# [Given records]
────────────────
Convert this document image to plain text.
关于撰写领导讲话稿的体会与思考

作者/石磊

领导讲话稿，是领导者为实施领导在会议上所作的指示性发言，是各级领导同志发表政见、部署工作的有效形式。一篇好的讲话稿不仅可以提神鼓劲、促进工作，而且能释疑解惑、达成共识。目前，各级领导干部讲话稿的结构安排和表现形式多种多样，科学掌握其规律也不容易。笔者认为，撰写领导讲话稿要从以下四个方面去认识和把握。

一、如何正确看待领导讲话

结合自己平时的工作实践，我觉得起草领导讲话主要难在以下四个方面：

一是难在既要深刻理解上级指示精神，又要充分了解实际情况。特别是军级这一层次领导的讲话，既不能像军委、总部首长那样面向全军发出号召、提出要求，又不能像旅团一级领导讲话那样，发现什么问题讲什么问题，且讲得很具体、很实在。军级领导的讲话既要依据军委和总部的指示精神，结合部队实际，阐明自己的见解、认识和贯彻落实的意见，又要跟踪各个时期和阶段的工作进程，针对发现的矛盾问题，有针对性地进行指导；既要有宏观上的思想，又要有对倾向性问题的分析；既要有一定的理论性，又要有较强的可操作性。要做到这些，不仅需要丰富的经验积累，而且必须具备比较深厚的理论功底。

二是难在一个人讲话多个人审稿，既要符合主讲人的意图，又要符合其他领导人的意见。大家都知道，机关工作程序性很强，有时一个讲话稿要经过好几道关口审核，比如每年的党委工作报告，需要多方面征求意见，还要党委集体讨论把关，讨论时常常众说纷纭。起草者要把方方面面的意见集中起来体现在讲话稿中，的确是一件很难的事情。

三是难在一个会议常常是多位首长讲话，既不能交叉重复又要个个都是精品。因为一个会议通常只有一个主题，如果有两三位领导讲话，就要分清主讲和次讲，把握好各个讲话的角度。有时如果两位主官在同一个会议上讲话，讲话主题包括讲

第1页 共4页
────────────────
# [Work to complete]
Extract all the material, leaving every line as it is.

# [Exercise output]
Convert this document image to plain text.
关于撰写领导讲话稿的体会与思考

作者/石磊

领导讲话稿，是领导者为实施领导在会议上所作的指示性发言，是各级领导同志发表政见、部署工作的有效形式。一篇好的讲话稿不仅可以提神鼓劲、促进工作，而且能释疑解惑、达成共识。目前，各级领导干部讲话稿的结构安排和表现形式多种多样，科学掌握其规律也不容易。笔者认为，撰写领导讲话稿要从以下四个方面去认识和把握。

一、如何正确看待领导讲话

结合自己平时的工作实践，我觉得起草领导讲话主要难在以下四个方面：

一是难在既要深刻理解上级指示精神，又要充分了解实际情况。特别是军级这一层次领导的讲话，既不能像军委、总部首长那样面向全军发出号召、提出要求，又不能像旅团一级领导讲话那样，发现什么问题讲什么问题，且讲得很具体、很实在。军级领导的讲话既要依据军委和总部的指示精神，结合部队实际，阐明自己的见解、认识和贯彻落实的意见，又要跟踪各个时期和阶段的工作进程，针对发现的矛盾问题，有针对性地进行指导；既要有宏观上的思想，又要有对倾向性问题的分析；既要有一定的理论性，又要有较强的可操作性。要做到这些，不仅需要丰富的经验积累，而且必须具备比较深厚的理论功底。

二是难在一个人讲话多个人审稿，既要符合主讲人的意图，又要符合其他领导人的意见。大家都知道，机关工作程序性很强，有时一个讲话稿要经过好几道关口审核，比如每年的党委工作报告，需要多方面征求意见，还要党委集体讨论把关，讨论时常常众说纷纭。起草者要把方方面面的意见集中起来体现在讲话稿中，的确是一件很难的事情。

三是难在一个会议常常是多位首长讲话，既不能交叉重复又要个个都是精品。因为一个会议通常只有一个主题，如果有两三位领导讲话，就要分清主讲和次讲，把握好各个讲话的角度。有时如果两位主官在同一个会议上讲话，讲话主题包括讲

第1页 共4页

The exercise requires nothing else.